[Structured figure records]
_ _ _ _ _ _ _
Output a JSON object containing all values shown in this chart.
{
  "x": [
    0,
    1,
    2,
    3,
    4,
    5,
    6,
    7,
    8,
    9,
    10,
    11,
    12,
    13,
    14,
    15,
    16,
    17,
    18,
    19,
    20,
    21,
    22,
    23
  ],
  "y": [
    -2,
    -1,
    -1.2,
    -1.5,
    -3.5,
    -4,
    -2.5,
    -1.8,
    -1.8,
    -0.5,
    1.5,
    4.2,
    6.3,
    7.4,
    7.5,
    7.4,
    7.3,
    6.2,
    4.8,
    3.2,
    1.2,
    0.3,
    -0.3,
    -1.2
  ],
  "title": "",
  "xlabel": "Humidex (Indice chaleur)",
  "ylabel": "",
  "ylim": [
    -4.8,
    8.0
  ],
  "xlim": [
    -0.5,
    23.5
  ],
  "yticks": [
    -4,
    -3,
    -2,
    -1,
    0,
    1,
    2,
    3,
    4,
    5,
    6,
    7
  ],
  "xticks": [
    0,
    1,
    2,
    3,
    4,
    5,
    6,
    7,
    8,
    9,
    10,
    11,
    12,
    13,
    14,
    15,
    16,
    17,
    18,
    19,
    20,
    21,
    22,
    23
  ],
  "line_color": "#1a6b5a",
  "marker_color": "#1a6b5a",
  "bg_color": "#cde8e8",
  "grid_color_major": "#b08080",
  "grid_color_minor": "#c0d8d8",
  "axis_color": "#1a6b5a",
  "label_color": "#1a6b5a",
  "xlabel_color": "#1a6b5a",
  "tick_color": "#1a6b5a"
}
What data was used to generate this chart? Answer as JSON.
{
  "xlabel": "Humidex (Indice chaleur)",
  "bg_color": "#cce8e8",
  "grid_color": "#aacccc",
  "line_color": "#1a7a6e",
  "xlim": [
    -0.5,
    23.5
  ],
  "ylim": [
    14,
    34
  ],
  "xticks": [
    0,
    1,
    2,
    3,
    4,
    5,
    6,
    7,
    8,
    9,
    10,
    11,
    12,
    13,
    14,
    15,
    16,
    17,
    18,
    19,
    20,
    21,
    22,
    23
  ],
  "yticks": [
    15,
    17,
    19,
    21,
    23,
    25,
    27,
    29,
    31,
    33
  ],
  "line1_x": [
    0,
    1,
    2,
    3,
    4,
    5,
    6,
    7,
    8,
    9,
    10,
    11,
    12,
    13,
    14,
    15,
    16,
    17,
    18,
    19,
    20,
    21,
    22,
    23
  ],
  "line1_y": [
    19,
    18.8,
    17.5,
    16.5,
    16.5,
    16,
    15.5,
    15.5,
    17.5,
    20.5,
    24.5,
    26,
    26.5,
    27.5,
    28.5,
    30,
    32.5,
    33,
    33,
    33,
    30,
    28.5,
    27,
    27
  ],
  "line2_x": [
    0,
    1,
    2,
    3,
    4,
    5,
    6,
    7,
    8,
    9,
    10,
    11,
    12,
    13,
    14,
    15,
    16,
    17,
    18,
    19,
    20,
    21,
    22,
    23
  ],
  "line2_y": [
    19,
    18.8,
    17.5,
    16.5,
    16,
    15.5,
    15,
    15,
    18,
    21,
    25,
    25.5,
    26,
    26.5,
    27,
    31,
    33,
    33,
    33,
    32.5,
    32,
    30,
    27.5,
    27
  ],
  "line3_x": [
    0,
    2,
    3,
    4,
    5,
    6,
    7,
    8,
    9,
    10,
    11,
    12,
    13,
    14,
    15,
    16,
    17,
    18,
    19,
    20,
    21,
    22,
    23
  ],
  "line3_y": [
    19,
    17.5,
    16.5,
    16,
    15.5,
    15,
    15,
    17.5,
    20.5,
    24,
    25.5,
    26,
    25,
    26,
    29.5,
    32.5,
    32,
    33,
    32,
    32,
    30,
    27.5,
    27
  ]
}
_ _ _ _ _ _ _
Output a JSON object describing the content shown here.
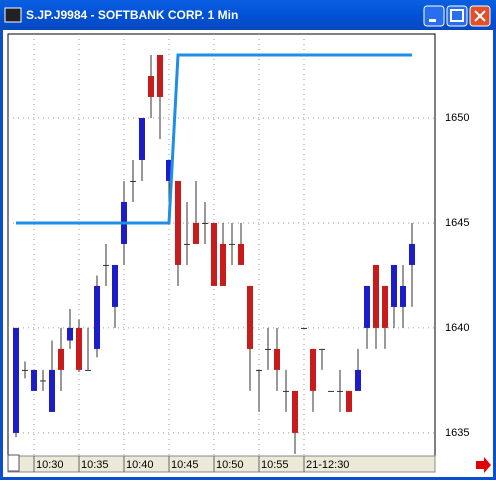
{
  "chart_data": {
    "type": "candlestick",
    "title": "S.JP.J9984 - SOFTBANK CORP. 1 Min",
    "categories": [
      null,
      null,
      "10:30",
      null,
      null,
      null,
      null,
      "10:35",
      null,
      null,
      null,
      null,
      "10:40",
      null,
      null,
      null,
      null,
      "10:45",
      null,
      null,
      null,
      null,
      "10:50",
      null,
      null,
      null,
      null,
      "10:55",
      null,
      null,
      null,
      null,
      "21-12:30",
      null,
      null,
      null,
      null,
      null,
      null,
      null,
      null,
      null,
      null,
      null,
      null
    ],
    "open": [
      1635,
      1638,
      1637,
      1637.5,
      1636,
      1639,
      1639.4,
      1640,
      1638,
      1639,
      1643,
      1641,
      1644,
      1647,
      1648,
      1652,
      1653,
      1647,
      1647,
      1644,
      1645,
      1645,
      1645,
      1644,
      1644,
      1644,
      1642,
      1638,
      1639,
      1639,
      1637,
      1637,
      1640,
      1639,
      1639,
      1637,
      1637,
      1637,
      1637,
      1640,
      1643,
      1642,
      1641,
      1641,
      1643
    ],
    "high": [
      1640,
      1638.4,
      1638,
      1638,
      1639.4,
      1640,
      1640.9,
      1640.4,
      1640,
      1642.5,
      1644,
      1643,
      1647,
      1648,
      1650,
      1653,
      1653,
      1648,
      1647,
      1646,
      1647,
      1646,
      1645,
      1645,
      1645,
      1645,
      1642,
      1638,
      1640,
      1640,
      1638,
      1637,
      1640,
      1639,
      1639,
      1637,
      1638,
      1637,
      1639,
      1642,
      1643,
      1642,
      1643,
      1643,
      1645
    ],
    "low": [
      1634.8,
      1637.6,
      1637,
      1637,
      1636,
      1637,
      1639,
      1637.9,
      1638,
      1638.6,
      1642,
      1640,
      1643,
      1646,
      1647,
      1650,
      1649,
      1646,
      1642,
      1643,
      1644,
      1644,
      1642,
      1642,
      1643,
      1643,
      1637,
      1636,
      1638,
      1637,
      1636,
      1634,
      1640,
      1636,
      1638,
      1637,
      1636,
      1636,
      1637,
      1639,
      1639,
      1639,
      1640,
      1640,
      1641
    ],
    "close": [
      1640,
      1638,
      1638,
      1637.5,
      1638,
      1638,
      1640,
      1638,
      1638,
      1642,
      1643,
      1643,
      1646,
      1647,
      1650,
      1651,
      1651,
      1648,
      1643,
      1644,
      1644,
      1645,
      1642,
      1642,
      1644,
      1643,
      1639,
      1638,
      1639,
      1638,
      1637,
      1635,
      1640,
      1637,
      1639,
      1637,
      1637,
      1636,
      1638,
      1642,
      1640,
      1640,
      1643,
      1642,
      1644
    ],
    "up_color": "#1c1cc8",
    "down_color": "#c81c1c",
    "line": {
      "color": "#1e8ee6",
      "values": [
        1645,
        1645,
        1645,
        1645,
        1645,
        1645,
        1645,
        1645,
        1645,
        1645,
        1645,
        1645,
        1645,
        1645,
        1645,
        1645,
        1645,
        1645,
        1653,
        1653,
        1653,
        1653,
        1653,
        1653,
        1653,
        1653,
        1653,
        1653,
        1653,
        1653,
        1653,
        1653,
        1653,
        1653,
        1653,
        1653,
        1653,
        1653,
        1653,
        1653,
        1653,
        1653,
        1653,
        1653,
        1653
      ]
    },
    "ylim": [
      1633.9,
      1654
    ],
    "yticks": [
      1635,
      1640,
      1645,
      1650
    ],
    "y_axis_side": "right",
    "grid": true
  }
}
_ _ _ _ _ _ _
To do
In the records above, how many lines include the string "shown"? Answer with only the number.

Complete response
2